## Objective
From the listing below, pull each line that includes "необходимо".

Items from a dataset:

------------------------------

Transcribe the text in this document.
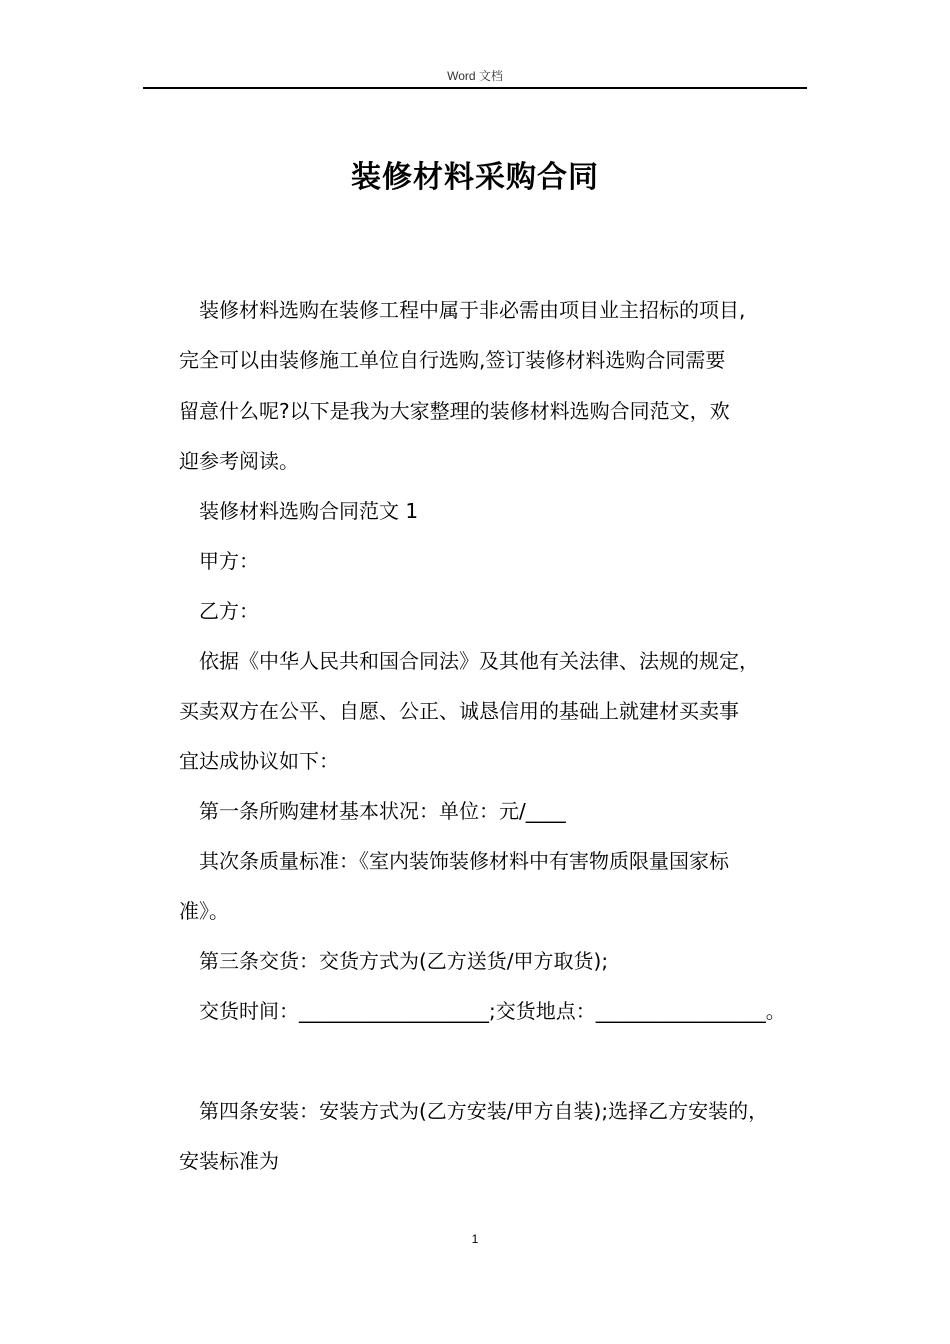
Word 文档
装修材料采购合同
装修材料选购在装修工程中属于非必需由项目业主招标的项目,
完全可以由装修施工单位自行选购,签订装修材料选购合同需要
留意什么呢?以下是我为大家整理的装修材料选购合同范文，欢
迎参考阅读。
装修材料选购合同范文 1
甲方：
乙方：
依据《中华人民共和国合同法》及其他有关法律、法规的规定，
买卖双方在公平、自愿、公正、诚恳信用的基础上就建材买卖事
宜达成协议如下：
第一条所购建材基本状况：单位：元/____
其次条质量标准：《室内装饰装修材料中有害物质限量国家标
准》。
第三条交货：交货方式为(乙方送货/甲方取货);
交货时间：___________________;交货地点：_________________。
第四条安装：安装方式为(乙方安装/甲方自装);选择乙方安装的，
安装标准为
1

------------------------------

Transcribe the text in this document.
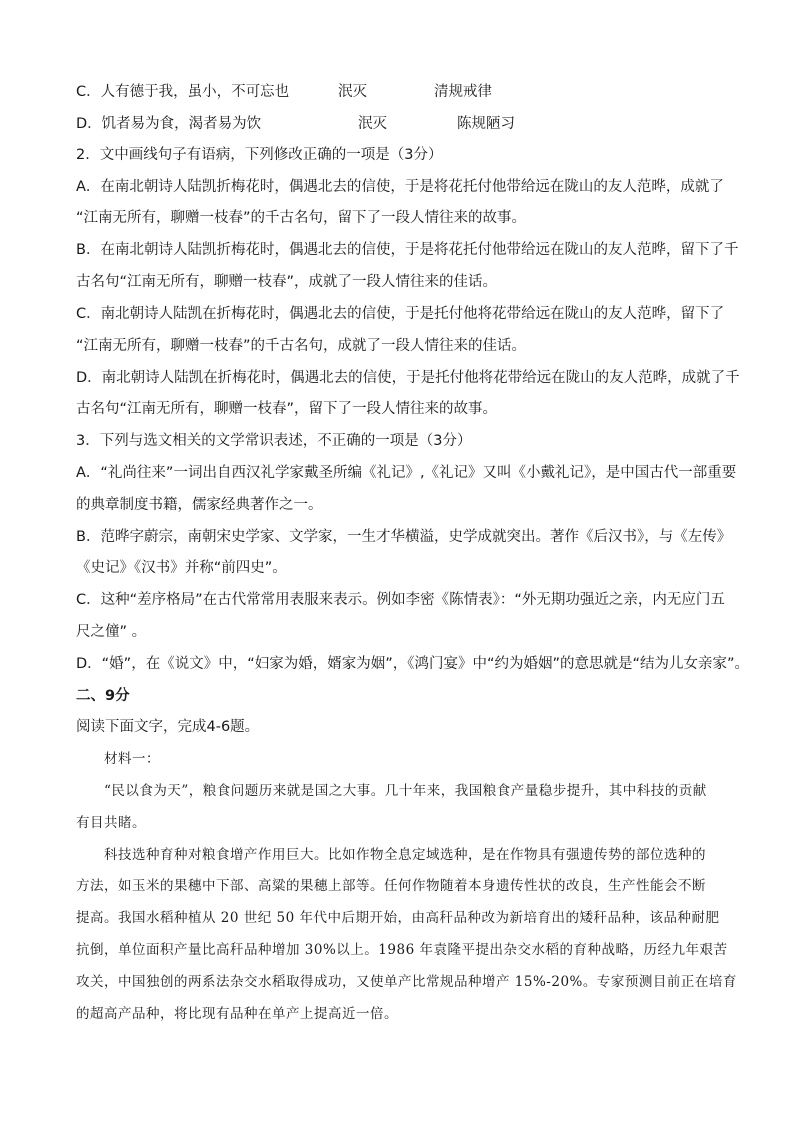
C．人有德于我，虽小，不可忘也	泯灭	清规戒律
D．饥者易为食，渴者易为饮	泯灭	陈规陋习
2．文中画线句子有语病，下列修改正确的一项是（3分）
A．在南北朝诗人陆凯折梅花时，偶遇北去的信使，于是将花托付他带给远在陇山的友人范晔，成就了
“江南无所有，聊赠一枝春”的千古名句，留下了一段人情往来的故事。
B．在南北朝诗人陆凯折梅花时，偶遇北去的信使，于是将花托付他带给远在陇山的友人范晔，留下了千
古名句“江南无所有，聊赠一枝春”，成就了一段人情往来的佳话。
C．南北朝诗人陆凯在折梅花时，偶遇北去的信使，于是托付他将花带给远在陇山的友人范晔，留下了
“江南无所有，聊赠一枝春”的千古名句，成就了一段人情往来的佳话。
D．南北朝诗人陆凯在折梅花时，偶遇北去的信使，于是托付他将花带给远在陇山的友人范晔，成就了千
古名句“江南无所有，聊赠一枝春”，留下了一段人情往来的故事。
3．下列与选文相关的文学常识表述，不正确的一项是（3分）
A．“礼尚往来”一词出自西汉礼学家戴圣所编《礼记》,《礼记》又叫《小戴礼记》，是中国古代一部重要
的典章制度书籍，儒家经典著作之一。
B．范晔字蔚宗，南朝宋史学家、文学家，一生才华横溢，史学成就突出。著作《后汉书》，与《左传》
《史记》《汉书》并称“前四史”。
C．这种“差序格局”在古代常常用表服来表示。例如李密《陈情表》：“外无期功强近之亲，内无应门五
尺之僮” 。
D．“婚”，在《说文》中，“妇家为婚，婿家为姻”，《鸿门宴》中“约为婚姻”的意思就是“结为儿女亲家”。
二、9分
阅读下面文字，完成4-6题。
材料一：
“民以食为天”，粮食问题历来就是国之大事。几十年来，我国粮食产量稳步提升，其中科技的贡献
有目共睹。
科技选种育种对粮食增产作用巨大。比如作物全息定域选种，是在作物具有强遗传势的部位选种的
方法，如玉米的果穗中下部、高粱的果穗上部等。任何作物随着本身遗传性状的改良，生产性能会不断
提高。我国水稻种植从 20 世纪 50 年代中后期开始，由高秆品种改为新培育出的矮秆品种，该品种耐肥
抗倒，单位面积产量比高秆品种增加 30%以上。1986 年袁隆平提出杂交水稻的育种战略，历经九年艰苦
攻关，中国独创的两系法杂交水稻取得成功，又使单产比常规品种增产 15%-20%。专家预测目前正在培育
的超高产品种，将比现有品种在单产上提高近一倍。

------------------------------

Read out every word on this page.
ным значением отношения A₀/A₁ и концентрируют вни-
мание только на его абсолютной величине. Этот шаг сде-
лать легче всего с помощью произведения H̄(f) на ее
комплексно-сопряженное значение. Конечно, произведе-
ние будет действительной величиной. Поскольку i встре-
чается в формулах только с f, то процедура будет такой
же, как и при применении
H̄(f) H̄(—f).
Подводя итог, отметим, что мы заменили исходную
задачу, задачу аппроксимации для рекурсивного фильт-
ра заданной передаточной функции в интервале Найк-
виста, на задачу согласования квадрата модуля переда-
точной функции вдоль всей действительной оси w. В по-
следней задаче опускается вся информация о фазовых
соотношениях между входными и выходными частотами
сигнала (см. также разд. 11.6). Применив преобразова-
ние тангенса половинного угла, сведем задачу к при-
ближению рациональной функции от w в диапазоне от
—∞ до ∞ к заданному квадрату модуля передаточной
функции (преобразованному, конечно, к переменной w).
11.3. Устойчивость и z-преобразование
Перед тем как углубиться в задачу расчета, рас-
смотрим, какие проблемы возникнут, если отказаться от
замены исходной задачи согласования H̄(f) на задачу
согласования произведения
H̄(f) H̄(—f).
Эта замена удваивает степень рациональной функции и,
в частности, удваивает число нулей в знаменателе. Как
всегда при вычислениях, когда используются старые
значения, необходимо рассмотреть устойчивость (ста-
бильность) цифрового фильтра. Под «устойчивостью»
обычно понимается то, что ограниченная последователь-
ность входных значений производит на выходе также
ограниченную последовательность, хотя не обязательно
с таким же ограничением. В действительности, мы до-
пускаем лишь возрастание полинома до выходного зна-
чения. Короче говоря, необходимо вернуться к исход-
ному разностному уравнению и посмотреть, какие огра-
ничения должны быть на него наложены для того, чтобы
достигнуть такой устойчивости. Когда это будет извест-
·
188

------------------------------

## Result
значения, необходимо рассмотреть устойчивость (ста-
чения. Короче говоря, необходимо вернуться к исход-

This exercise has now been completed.